-- BEGIN Entries provided --

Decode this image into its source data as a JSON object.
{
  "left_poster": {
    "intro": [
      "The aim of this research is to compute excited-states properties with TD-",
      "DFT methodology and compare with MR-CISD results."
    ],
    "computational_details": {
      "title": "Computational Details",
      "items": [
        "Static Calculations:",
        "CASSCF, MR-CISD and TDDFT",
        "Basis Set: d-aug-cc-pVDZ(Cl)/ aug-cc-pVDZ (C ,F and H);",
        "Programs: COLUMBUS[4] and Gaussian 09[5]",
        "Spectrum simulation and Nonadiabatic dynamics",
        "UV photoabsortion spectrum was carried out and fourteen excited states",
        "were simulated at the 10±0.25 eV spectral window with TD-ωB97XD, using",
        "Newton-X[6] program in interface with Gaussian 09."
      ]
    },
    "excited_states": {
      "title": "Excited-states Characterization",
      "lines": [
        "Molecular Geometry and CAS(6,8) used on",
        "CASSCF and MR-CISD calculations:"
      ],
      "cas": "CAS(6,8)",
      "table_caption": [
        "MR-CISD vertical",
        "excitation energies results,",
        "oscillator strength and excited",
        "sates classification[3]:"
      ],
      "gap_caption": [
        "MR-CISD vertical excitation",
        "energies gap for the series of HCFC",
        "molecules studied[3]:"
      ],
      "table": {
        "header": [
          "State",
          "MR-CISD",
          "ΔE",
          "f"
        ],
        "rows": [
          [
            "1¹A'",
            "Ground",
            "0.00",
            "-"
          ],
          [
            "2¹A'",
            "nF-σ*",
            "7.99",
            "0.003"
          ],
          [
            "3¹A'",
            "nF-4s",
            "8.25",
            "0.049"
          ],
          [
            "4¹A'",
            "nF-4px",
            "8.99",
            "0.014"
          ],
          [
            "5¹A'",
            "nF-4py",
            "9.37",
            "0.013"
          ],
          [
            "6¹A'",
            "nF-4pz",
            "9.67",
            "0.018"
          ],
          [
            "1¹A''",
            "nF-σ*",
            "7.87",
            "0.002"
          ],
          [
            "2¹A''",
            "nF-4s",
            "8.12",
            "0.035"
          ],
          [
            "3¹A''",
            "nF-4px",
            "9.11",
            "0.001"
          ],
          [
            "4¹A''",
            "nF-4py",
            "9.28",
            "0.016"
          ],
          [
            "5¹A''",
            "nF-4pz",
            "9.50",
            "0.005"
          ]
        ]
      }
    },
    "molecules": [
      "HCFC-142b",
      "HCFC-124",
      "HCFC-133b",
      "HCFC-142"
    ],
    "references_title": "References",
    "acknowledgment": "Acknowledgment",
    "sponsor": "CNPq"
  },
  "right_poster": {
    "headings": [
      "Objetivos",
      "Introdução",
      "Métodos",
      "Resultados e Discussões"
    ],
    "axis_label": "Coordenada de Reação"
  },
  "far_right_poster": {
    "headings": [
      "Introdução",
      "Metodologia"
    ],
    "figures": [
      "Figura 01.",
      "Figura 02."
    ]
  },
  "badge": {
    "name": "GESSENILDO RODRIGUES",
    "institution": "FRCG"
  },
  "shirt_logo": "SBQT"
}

-- END Entries provided --

● What you should do: Retype the data exactly as given.

● Output of the task:
Decode this image into its source data as a JSON object.
{
  "left_poster": {
    "intro": [
      "The aim of this research is to compute excited-states properties with TD-",
      "DFT methodology and compare with MR-CISD results."
    ],
    "computational_details": {
      "title": "Computational Details",
      "items": [
        "Static Calculations:",
        "CASSCF, MR-CISD and TDDFT",
        "Basis Set: d-aug-cc-pVDZ(Cl)/ aug-cc-pVDZ (C ,F and H);",
        "Programs: COLUMBUS[4] and Gaussian 09[5]",
        "Spectrum simulation and Nonadiabatic dynamics",
        "UV photoabsortion spectrum was carried out and fourteen excited states",
        "were simulated at the 10±0.25 eV spectral window with TD-ωB97XD, using",
        "Newton-X[6] program in interface with Gaussian 09."
      ]
    },
    "excited_states": {
      "title": "Excited-states Characterization",
      "lines": [
        "Molecular Geometry and CAS(6,8) used on",
        "CASSCF and MR-CISD calculations:"
      ],
      "cas": "CAS(6,8)",
      "table_caption": [
        "MR-CISD vertical",
        "excitation energies results,",
        "oscillator strength and excited",
        "sates classification[3]:"
      ],
      "gap_caption": [
        "MR-CISD vertical excitation",
        "energies gap for the series of HCFC",
        "molecules studied[3]:"
      ],
      "table": {
        "header": [
          "State",
          "MR-CISD",
          "ΔE",
          "f"
        ],
        "rows": [
          [
            "1¹A'",
            "Ground",
            "0.00",
            "-"
          ],
          [
            "2¹A'",
            "nF-σ*",
            "7.99",
            "0.003"
          ],
          [
            "3¹A'",
            "nF-4s",
            "8.25",
            "0.049"
          ],
          [
            "4¹A'",
            "nF-4px",
            "8.99",
            "0.014"
          ],
          [
            "5¹A'",
            "nF-4py",
            "9.37",
            "0.013"
          ],
          [
            "6¹A'",
            "nF-4pz",
            "9.67",
            "0.018"
          ],
          [
            "1¹A''",
            "nF-σ*",
            "7.87",
            "0.002"
          ],
          [
            "2¹A''",
            "nF-4s",
            "8.12",
            "0.035"
          ],
          [
            "3¹A''",
            "nF-4px",
            "9.11",
            "0.001"
          ],
          [
            "4¹A''",
            "nF-4py",
            "9.28",
            "0.016"
          ],
          [
            "5¹A''",
            "nF-4pz",
            "9.50",
            "0.005"
          ]
        ]
      }
    },
    "molecules": [
      "HCFC-142b",
      "HCFC-124",
      "HCFC-133b",
      "HCFC-142"
    ],
    "references_title": "References",
    "acknowledgment": "Acknowledgment",
    "sponsor": "CNPq"
  },
  "right_poster": {
    "headings": [
      "Objetivos",
      "Introdução",
      "Métodos",
      "Resultados e Discussões"
    ],
    "axis_label": "Coordenada de Reação"
  },
  "far_right_poster": {
    "headings": [
      "Introdução",
      "Metodologia"
    ],
    "figures": [
      "Figura 01.",
      "Figura 02."
    ]
  },
  "badge": {
    "name": "GESSENILDO RODRIGUES",
    "institution": "FRCG"
  },
  "shirt_logo": "SBQT"
}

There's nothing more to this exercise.